■ What you should do ■
Scan the data that follows and count the lines with the string "category"; answer with the count alone.

■ Records shown ■

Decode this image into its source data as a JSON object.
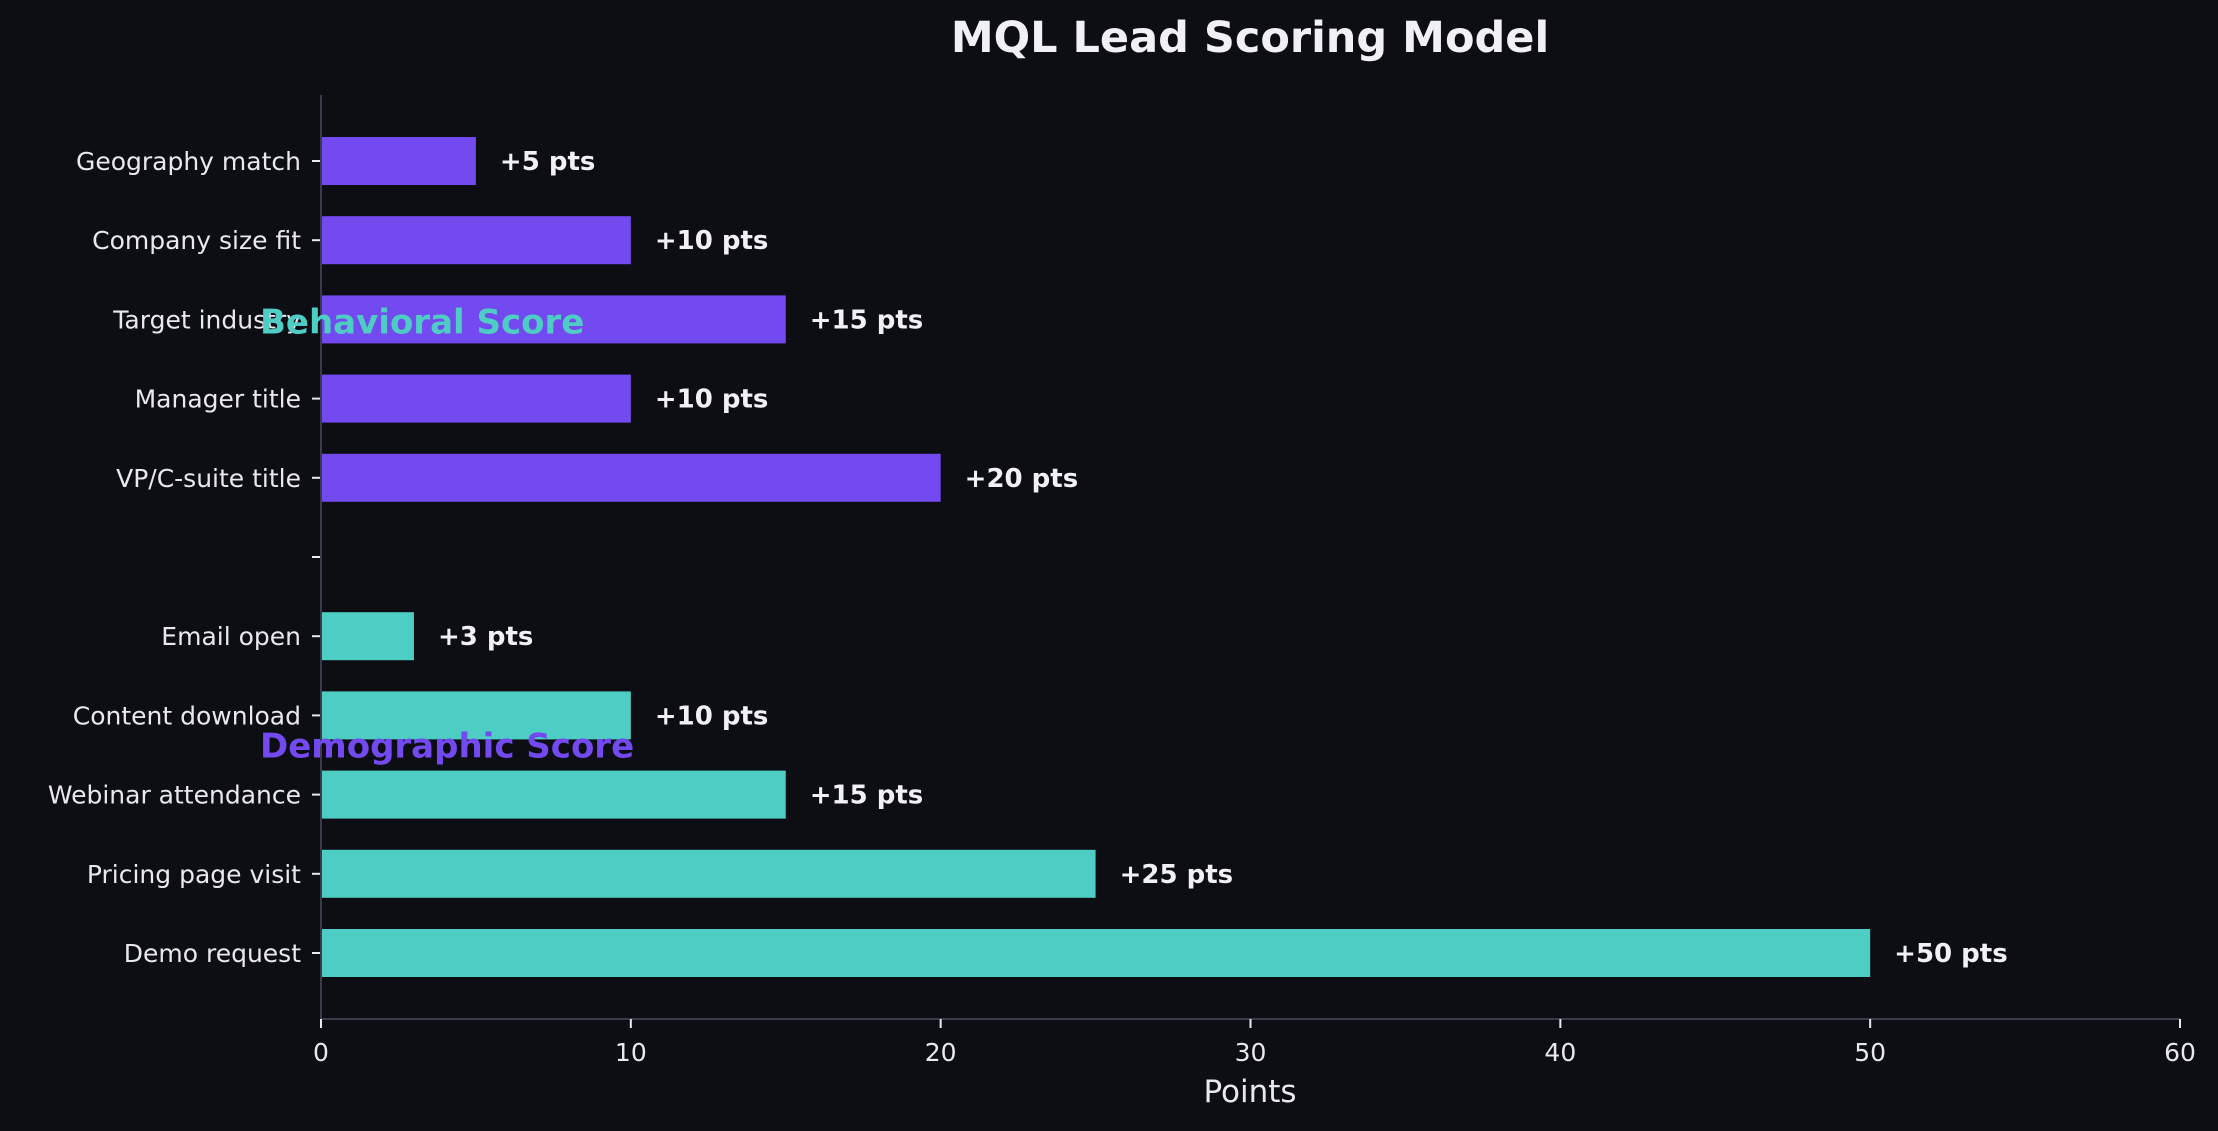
{
  "chart_data": {
    "type": "bar",
    "orientation": "horizontal",
    "title": "MQL Lead Scoring Model",
    "xlabel": "Points",
    "ylabel": "",
    "xlim": [
      0,
      60
    ],
    "xticks": [
      0,
      10,
      20,
      30,
      40,
      50,
      60
    ],
    "grid": false,
    "categories": [
      "Geography match",
      "Company size fit",
      "Target industry",
      "Manager title",
      "VP/C-suite title",
      "",
      "Email open",
      "Content download",
      "Webinar attendance",
      "Pricing page visit",
      "Demo request"
    ],
    "values": [
      5,
      10,
      15,
      10,
      20,
      null,
      3,
      10,
      15,
      25,
      50
    ],
    "value_labels": [
      "+5 pts",
      "+10 pts",
      "+15 pts",
      "+10 pts",
      "+20 pts",
      "",
      "+3 pts",
      "+10 pts",
      "+15 pts",
      "+25 pts",
      "+50 pts"
    ],
    "bar_colors": [
      "#7349f0",
      "#7349f0",
      "#7349f0",
      "#7349f0",
      "#7349f0",
      "",
      "#4ecdc4",
      "#4ecdc4",
      "#4ecdc4",
      "#4ecdc4",
      "#4ecdc4"
    ],
    "annotations": [
      {
        "text": "Behavioral Score",
        "color": "#4ecdc4",
        "category": "Target industry"
      },
      {
        "text": "Demographic Score",
        "color": "#7349f0",
        "category": "Content download"
      }
    ],
    "colors": {
      "background": "#0d0e14",
      "axis": "#3a3a4a",
      "text": "#e8e8ee"
    }
  }
}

■ Correct response ■
2